• [INPUT DATA]:

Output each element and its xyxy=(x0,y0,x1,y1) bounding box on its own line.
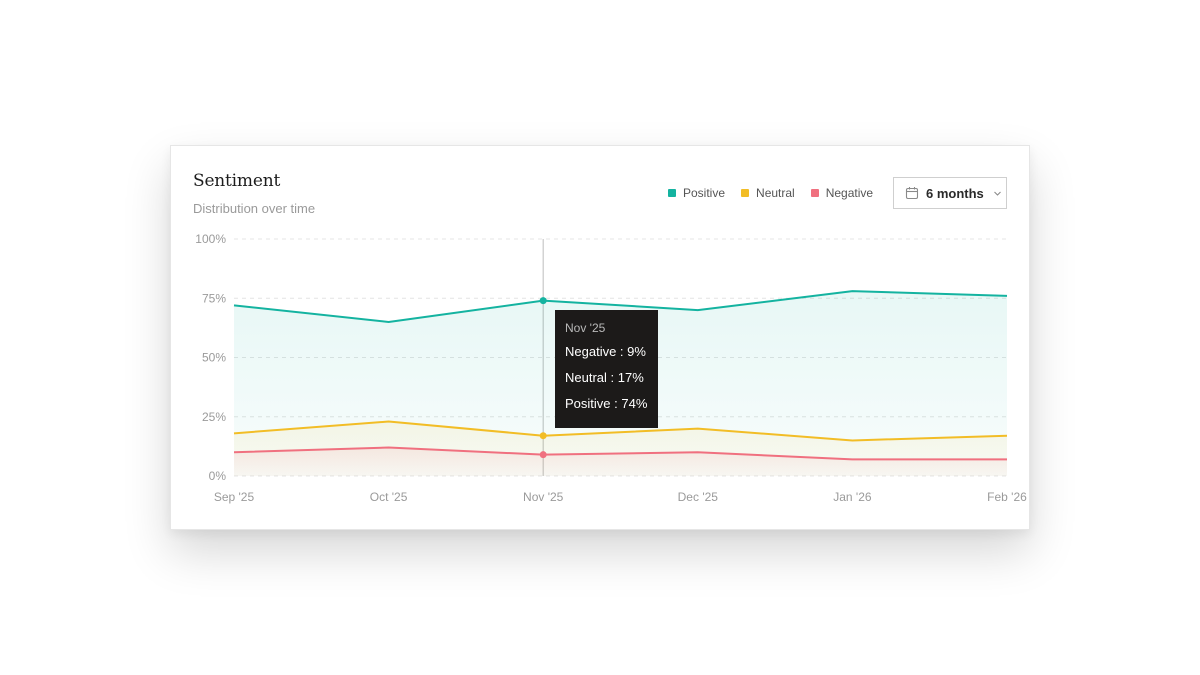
line-positive xyxy=(233,290,1008,323)
tooltip-title: Nov '25 xyxy=(565,321,606,335)
area-negative xyxy=(234,447,1007,476)
y-tick-label: 100% xyxy=(195,232,226,246)
tooltip-row-positive: Positive : 74% xyxy=(565,396,648,411)
legend-label-neutral: Neutral xyxy=(756,186,795,200)
legend-label-negative: Negative xyxy=(825,186,874,200)
point-neutral xyxy=(539,432,547,440)
y-tick-label: 75% xyxy=(202,291,226,305)
legend-swatch-negative xyxy=(810,189,819,197)
point-positive xyxy=(539,297,547,305)
line-negative xyxy=(233,446,1007,461)
legend-item-negative[interactable]: Negative xyxy=(810,186,874,200)
x-tick-label: Oct '25 xyxy=(370,490,408,504)
x-tick-label: Sep '25 xyxy=(214,490,255,504)
line-neutral xyxy=(233,420,1008,442)
time-range-select[interactable]: 6 months xyxy=(893,177,1007,209)
legend-swatch-neutral xyxy=(741,189,750,197)
chart-tooltip: Nov '25 Negative : 9% Neutral : 17% Posi… xyxy=(555,310,658,428)
legend-swatch-positive xyxy=(668,189,676,197)
chevron-down-icon xyxy=(993,191,1001,196)
x-tick-label: Jan '26 xyxy=(833,490,872,504)
card-title: Sentiment xyxy=(193,171,281,191)
y-tick-label: 0% xyxy=(209,469,227,483)
tooltip-row-neutral: Neutral : 17% xyxy=(565,370,644,385)
card-subtitle: Distribution over time xyxy=(193,201,316,216)
tooltip-row-negative: Negative : 9% xyxy=(565,344,646,359)
chart-legend: Positive Neutral Negative xyxy=(668,186,873,200)
legend-item-neutral[interactable]: Neutral xyxy=(741,186,795,200)
sentiment-card: Sentiment Distribution over time Positiv… xyxy=(170,145,1030,530)
legend-label-positive: Positive xyxy=(683,186,726,200)
y-tick-label: 50% xyxy=(202,351,226,365)
time-range-label: 6 months xyxy=(926,185,984,201)
x-tick-label: Nov '25 xyxy=(523,490,564,504)
x-tick-label: Feb '26 xyxy=(987,490,1027,504)
legend-item-positive[interactable]: Positive xyxy=(668,186,725,200)
point-negative xyxy=(539,451,547,459)
x-tick-label: Dec '25 xyxy=(678,490,719,504)
calendar-icon xyxy=(905,187,919,200)
y-tick-label: 25% xyxy=(202,410,226,424)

• [YOUR OBJECTIVE]:
Rewrite the lines of the records above, replacing "6 months" with "3 months" and leaving everything else unchanged. Omit the pictures from your answer.

• [OUTPUT BELOW]:
Output each element and its xyxy=(x0,y0,x1,y1) bounding box on its own line.
line-positive xyxy=(233,290,1008,323)
tooltip-title: Nov '25 xyxy=(565,321,606,335)
area-negative xyxy=(234,447,1007,476)
y-tick-label: 100% xyxy=(195,232,226,246)
tooltip-row-positive: Positive : 74% xyxy=(565,396,648,411)
legend-label-neutral: Neutral xyxy=(756,186,795,200)
legend-label-negative: Negative xyxy=(825,186,874,200)
point-neutral xyxy=(539,432,547,440)
y-tick-label: 75% xyxy=(202,291,226,305)
legend-swatch-negative xyxy=(810,189,819,197)
point-positive xyxy=(539,297,547,305)
line-negative xyxy=(233,446,1007,461)
legend-item-negative[interactable]: Negative xyxy=(810,186,874,200)
x-tick-label: Oct '25 xyxy=(370,490,408,504)
x-tick-label: Sep '25 xyxy=(214,490,255,504)
line-neutral xyxy=(233,420,1008,442)
time-range-select[interactable]: 3 months xyxy=(893,177,1007,209)
legend-swatch-neutral xyxy=(741,189,750,197)
chart-tooltip: Nov '25 Negative : 9% Neutral : 17% Posi… xyxy=(555,310,658,428)
legend-swatch-positive xyxy=(668,189,676,197)
chevron-down-icon xyxy=(993,191,1001,196)
x-tick-label: Jan '26 xyxy=(833,490,872,504)
card-title: Sentiment xyxy=(193,171,281,191)
y-tick-label: 0% xyxy=(209,469,227,483)
tooltip-row-neutral: Neutral : 17% xyxy=(565,370,644,385)
card-subtitle: Distribution over time xyxy=(193,201,316,216)
tooltip-row-negative: Negative : 9% xyxy=(565,344,646,359)
chart-legend: Positive Neutral Negative xyxy=(668,186,873,200)
legend-item-neutral[interactable]: Neutral xyxy=(741,186,795,200)
sentiment-card: Sentiment Distribution over time Positiv… xyxy=(170,145,1030,530)
legend-label-positive: Positive xyxy=(683,186,726,200)
y-tick-label: 50% xyxy=(202,351,226,365)
time-range-label: 3 months xyxy=(926,185,984,201)
x-tick-label: Nov '25 xyxy=(523,490,564,504)
x-tick-label: Feb '26 xyxy=(987,490,1027,504)
legend-item-positive[interactable]: Positive xyxy=(668,186,725,200)
point-negative xyxy=(539,451,547,459)
x-tick-label: Dec '25 xyxy=(678,490,719,504)
calendar-icon xyxy=(905,187,919,200)
y-tick-label: 25% xyxy=(202,410,226,424)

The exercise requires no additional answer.